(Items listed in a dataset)
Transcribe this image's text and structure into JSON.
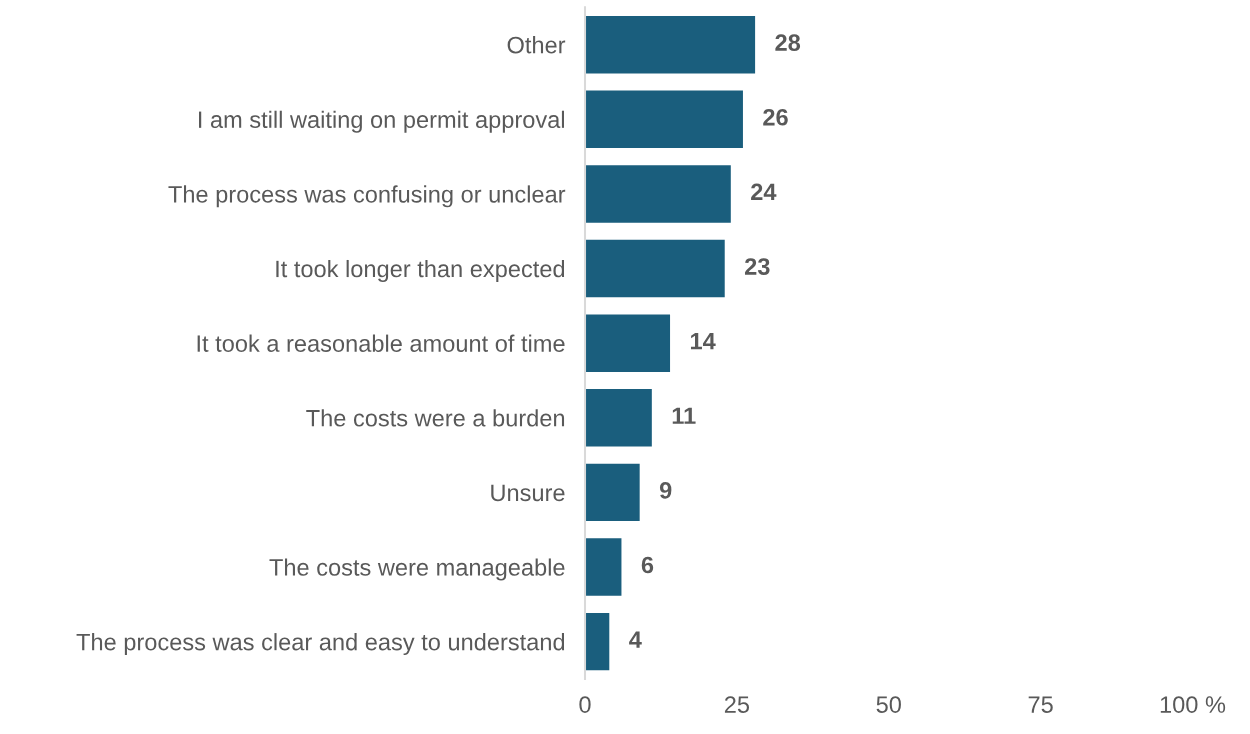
{
  "chart_data": {
    "type": "bar",
    "orientation": "horizontal",
    "categories": [
      "Other",
      "I am still waiting on permit approval",
      "The process was confusing or unclear",
      "It took longer than expected",
      "It took a reasonable amount of time",
      "The costs were a burden",
      "Unsure",
      "The costs were manageable",
      "The process was clear and easy to understand"
    ],
    "values": [
      28,
      26,
      24,
      23,
      14,
      11,
      9,
      6,
      4
    ],
    "color": "#1a5e7d",
    "xlim": [
      0,
      100
    ],
    "xticks": [
      0,
      25,
      50,
      75,
      {
        "value": 100,
        "label": "100 %"
      }
    ],
    "data_labels": true,
    "grid": false
  }
}
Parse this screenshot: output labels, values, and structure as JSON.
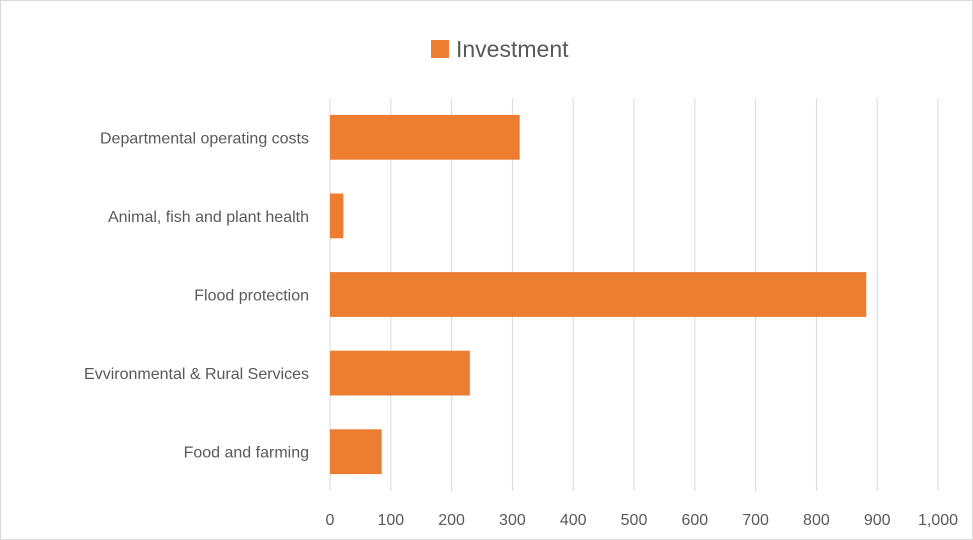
{
  "chart_data": {
    "type": "bar",
    "orientation": "horizontal",
    "categories": [
      "Departmental operating costs",
      "Animal, fish and plant health",
      "Flood protection",
      "Evvironmental & Rural Services",
      "Food and farming"
    ],
    "series": [
      {
        "name": "Investment",
        "values": [
          312,
          22,
          882,
          230,
          85
        ],
        "color": "#ED7D31"
      }
    ],
    "xlim": [
      0,
      1000
    ],
    "x_ticks": [
      0,
      100,
      200,
      300,
      400,
      500,
      600,
      700,
      800,
      900,
      1000
    ],
    "x_tick_labels": [
      "0",
      "100",
      "200",
      "300",
      "400",
      "500",
      "600",
      "700",
      "800",
      "900",
      "1,000"
    ],
    "grid": true,
    "legend_position": "top",
    "title": "",
    "xlabel": "",
    "ylabel": ""
  },
  "colors": {
    "bar": "#ED7D31",
    "gridline": "#d9d9d9",
    "text": "#595959"
  }
}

PROBLEM DESCRIPTION – Quote exactly, and nothing besides, the lines from the one with "Parse this screenshot: output" through the end of the records above; include both ends and omit the pictures.

RESPONSE TO THIS TASK –
Parse this screenshot: output labels, values, and structure as JSON.
{
  "chart_data": {
    "type": "bar",
    "orientation": "horizontal",
    "categories": [
      "Departmental operating costs",
      "Animal, fish and plant health",
      "Flood protection",
      "Evvironmental & Rural Services",
      "Food and farming"
    ],
    "series": [
      {
        "name": "Investment",
        "values": [
          312,
          22,
          882,
          230,
          85
        ],
        "color": "#ED7D31"
      }
    ],
    "xlim": [
      0,
      1000
    ],
    "x_ticks": [
      0,
      100,
      200,
      300,
      400,
      500,
      600,
      700,
      800,
      900,
      1000
    ],
    "x_tick_labels": [
      "0",
      "100",
      "200",
      "300",
      "400",
      "500",
      "600",
      "700",
      "800",
      "900",
      "1,000"
    ],
    "grid": true,
    "legend_position": "top",
    "title": "",
    "xlabel": "",
    "ylabel": ""
  },
  "colors": {
    "bar": "#ED7D31",
    "gridline": "#d9d9d9",
    "text": "#595959"
  }
}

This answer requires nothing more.